═════ Input material

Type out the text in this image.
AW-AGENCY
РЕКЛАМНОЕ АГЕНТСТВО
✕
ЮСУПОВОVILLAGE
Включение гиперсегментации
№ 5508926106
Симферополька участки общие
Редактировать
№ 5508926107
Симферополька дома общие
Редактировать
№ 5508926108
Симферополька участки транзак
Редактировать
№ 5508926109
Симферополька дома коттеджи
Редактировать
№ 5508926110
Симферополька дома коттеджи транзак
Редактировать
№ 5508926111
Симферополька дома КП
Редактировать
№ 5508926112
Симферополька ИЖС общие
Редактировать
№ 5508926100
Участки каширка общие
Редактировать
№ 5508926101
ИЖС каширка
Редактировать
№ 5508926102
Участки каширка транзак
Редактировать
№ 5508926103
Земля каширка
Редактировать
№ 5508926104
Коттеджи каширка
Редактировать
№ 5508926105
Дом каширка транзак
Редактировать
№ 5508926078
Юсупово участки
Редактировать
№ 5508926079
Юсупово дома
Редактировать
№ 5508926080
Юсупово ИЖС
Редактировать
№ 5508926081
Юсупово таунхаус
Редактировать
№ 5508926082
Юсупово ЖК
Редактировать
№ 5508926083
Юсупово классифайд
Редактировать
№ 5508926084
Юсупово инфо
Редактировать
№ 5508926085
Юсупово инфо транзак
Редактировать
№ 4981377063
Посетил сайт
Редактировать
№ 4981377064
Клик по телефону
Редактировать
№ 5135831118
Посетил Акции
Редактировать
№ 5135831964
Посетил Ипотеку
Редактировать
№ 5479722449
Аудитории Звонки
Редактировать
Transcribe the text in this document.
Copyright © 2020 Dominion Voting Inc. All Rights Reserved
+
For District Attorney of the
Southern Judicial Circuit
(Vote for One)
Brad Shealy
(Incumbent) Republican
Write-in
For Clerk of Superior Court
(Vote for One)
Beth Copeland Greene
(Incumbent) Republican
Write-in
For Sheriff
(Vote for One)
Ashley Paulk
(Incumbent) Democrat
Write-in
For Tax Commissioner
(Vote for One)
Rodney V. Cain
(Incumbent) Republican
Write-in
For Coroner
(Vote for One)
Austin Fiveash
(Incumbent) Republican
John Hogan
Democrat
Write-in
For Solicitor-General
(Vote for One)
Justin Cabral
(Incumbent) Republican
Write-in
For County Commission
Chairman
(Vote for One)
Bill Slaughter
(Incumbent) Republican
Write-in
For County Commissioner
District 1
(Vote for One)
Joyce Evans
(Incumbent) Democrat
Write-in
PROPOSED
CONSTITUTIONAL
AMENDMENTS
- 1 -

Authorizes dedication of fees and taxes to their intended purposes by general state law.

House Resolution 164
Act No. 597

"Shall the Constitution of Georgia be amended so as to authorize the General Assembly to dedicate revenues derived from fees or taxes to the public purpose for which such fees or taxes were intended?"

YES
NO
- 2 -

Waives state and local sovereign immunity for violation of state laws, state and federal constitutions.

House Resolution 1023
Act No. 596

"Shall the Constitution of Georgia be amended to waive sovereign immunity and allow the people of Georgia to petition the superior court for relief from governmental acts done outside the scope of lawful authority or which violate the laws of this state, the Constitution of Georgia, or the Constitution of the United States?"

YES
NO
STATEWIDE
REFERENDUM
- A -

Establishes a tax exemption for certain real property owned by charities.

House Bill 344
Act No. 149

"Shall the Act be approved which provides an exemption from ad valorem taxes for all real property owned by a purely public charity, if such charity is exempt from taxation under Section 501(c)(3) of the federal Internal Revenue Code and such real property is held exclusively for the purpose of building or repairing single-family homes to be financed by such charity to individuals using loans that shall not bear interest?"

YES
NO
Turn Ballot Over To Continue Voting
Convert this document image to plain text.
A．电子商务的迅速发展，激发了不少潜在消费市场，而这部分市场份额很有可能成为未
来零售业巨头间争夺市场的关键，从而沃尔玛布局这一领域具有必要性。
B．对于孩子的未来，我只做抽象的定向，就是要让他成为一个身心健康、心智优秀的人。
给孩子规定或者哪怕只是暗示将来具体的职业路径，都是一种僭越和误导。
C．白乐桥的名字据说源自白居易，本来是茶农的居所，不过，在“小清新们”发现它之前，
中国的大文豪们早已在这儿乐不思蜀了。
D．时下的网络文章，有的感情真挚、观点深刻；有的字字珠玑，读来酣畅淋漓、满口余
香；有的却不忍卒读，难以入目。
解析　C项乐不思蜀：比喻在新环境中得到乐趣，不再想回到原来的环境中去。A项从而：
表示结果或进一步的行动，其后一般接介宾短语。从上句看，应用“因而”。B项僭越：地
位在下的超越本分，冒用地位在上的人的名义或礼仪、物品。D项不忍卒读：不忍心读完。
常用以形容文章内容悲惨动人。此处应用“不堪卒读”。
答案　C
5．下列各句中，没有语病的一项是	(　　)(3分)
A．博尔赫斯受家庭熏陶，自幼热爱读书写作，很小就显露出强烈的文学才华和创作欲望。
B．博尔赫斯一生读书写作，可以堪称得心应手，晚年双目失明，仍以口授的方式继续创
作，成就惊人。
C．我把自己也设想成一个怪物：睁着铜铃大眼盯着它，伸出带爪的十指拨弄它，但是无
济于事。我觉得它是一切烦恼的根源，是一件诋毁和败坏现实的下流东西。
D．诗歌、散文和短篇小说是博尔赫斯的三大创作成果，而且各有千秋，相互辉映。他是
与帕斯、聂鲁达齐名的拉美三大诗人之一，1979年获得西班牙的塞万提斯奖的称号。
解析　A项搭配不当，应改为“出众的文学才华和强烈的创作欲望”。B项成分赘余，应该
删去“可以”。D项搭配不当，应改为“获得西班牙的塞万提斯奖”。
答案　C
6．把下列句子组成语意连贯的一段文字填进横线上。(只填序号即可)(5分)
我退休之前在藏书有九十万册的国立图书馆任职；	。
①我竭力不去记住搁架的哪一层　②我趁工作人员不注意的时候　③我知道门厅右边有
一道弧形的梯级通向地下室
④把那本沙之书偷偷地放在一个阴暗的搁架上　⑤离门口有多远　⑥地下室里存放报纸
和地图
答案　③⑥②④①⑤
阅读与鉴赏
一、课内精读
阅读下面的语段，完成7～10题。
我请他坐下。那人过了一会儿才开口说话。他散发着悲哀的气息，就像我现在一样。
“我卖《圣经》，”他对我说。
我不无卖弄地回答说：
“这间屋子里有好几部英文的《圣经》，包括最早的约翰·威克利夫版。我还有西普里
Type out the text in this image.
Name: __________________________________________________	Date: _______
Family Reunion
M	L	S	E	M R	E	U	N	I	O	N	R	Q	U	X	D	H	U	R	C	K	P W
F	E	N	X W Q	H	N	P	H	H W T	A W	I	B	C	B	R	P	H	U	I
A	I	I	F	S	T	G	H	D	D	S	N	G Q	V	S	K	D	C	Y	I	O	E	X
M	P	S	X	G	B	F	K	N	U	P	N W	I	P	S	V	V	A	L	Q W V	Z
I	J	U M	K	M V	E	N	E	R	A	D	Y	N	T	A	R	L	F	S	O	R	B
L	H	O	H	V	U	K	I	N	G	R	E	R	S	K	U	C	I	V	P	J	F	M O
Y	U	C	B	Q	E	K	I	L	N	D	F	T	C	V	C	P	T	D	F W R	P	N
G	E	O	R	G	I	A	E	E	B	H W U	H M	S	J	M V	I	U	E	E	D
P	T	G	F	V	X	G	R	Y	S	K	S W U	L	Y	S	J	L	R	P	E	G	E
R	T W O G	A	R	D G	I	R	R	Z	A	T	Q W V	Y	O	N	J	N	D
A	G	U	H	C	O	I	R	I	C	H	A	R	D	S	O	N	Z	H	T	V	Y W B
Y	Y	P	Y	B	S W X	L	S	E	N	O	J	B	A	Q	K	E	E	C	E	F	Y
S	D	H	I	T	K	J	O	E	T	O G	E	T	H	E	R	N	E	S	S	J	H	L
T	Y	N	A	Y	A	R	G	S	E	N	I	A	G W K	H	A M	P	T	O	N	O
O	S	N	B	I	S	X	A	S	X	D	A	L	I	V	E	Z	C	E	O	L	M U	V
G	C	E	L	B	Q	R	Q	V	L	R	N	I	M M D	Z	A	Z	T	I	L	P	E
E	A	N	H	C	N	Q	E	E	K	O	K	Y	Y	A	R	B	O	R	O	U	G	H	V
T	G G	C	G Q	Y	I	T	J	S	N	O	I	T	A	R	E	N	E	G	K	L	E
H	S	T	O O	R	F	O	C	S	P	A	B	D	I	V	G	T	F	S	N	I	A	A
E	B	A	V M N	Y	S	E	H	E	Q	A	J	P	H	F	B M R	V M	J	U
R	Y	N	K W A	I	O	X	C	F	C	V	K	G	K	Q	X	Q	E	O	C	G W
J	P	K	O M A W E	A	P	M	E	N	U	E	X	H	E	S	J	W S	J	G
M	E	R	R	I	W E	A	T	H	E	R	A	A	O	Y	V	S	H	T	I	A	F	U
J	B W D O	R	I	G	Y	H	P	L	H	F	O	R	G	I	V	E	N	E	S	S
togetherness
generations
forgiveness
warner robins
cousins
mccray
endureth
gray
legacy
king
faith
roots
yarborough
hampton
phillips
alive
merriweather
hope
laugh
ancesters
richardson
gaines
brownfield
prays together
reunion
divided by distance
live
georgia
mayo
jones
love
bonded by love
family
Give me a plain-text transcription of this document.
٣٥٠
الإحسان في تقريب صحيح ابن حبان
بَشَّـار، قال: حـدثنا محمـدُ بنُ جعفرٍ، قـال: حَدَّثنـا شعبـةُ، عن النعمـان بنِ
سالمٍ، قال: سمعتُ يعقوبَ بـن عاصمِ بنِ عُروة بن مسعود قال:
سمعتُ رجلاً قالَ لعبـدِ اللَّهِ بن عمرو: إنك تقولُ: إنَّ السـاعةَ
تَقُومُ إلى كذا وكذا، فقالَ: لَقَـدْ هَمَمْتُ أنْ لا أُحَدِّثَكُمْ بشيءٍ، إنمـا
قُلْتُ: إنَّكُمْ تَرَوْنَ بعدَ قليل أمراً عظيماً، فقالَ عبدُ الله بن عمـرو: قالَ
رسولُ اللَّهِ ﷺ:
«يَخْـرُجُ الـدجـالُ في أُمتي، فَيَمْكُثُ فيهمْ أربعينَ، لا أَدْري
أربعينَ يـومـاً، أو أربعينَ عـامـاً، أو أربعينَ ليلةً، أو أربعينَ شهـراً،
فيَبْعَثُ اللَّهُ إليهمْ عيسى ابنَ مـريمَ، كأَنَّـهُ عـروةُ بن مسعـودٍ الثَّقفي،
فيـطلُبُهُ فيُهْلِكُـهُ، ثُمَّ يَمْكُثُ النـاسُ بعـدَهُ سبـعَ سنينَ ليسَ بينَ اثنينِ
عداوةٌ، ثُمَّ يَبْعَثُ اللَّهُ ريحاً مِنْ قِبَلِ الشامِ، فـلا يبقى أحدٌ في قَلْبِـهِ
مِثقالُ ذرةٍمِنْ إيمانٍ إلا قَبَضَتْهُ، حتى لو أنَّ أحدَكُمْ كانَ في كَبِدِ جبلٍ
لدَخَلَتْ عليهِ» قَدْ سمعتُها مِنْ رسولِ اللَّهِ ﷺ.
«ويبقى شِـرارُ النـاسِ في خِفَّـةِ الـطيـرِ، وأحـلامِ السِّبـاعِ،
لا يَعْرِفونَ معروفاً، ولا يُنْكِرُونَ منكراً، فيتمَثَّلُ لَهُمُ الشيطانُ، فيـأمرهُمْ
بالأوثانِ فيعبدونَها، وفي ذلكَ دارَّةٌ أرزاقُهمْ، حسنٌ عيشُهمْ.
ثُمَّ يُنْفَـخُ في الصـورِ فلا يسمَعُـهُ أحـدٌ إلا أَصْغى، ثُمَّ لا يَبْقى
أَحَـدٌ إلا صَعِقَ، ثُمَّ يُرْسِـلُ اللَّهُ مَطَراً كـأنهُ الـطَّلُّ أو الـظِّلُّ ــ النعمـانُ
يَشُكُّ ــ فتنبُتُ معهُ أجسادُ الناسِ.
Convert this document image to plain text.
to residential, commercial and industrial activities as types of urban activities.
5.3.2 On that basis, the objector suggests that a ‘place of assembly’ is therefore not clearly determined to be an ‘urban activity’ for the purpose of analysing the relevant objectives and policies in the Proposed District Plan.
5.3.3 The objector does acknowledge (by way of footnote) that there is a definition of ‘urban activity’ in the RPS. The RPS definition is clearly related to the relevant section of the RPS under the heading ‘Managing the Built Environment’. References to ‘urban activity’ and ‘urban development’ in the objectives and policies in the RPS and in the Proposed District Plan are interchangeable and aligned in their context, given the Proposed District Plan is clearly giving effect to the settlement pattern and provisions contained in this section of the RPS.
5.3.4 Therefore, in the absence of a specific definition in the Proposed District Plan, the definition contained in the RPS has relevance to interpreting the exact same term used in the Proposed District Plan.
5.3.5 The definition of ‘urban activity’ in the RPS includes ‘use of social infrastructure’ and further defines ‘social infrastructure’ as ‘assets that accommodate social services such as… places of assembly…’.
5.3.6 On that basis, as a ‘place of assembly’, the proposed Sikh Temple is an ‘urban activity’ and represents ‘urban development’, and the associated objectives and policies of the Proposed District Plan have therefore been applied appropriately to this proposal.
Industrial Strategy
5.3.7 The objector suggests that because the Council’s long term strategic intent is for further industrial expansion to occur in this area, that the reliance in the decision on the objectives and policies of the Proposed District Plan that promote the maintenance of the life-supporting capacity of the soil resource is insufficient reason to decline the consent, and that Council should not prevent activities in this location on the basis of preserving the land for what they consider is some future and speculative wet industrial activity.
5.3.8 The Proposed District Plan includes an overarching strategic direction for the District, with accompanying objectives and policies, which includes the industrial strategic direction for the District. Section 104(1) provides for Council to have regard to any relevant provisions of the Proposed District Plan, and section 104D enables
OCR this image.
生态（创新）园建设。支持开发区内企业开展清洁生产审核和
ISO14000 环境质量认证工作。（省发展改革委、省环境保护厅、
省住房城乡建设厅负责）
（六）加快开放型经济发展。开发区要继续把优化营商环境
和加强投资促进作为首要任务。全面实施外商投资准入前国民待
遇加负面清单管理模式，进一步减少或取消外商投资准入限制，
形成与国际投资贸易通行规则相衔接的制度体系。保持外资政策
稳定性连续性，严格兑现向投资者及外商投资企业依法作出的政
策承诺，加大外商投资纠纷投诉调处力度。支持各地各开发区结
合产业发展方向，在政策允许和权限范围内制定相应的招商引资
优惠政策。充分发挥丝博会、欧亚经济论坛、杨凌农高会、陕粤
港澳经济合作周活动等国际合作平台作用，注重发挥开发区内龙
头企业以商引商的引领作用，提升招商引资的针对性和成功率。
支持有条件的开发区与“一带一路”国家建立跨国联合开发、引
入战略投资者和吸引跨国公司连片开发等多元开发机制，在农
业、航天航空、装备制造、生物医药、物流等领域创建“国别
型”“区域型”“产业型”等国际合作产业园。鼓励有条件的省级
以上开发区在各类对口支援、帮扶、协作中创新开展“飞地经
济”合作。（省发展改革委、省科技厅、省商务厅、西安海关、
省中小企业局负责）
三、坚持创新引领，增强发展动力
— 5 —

══════════

Aim of the task: Copy out each line in the preceding records that contains "Посетил".

Task answer:
Посетил сайт
Посетил Акции
Посетил Ипотеку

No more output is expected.